Dataset items:
§ §

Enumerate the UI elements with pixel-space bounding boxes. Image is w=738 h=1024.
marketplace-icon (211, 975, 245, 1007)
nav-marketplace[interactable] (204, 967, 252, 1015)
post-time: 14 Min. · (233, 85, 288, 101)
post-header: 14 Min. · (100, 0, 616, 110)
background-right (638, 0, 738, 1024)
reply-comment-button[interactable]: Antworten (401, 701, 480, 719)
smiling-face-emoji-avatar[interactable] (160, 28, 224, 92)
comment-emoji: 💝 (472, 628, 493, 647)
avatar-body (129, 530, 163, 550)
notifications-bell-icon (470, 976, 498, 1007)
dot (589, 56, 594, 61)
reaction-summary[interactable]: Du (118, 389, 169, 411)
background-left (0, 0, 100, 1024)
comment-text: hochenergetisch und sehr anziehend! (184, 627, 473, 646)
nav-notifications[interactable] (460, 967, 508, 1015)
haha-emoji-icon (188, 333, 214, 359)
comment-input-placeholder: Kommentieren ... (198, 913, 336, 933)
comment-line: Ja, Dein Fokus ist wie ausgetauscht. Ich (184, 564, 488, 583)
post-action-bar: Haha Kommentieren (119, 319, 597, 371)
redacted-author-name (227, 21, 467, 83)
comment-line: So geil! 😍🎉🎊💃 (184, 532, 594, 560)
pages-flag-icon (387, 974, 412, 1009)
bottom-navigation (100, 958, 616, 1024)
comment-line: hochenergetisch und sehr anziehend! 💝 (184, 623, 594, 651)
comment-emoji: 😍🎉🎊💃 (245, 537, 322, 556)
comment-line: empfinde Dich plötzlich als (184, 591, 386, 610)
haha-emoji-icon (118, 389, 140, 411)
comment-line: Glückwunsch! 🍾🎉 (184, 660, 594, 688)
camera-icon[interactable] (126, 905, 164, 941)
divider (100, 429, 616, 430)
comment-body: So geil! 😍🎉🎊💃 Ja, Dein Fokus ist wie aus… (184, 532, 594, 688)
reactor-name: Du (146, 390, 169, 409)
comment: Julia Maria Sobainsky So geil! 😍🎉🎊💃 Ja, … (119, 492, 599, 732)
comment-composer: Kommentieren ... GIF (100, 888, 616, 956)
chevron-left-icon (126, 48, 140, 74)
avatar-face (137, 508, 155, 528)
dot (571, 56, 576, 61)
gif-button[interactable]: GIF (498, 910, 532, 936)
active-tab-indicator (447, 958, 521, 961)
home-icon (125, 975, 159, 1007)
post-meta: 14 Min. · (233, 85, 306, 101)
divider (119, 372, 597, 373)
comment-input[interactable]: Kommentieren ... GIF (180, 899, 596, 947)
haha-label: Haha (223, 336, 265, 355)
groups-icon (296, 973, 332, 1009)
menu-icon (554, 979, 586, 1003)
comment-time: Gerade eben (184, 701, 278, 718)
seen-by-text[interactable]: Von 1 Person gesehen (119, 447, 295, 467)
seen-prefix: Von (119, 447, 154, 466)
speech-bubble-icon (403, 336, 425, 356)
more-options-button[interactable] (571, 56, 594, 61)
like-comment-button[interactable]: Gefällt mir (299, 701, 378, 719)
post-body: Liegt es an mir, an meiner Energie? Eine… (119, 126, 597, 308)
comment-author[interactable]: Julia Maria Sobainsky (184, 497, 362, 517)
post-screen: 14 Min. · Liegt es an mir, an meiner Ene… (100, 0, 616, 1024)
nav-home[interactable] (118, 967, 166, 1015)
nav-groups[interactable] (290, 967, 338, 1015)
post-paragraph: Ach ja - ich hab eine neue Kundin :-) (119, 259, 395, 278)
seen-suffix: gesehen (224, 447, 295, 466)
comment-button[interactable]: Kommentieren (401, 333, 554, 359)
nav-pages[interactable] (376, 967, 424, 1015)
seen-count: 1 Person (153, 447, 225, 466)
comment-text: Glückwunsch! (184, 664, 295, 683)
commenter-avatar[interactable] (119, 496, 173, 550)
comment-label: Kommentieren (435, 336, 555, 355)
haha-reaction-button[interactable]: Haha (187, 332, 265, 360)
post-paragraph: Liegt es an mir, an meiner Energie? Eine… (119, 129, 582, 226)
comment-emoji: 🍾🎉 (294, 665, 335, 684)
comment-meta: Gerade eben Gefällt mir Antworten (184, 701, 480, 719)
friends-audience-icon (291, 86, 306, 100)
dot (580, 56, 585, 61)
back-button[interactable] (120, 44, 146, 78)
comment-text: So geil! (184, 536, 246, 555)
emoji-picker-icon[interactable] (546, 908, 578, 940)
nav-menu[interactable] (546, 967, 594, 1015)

§ §

Aim of the task: Repeat the rows above verbatim, from the first row through the line that contains "(401, 701, 480, 719)", with both ends included.

Exercise response:
Enumerate the UI elements with pixel-space bounding boxes. Image is w=738 h=1024.
marketplace-icon (211, 975, 245, 1007)
nav-marketplace[interactable] (204, 967, 252, 1015)
post-time: 14 Min. · (233, 85, 288, 101)
post-header: 14 Min. · (100, 0, 616, 110)
background-right (638, 0, 738, 1024)
reply-comment-button[interactable]: Antworten (401, 701, 480, 719)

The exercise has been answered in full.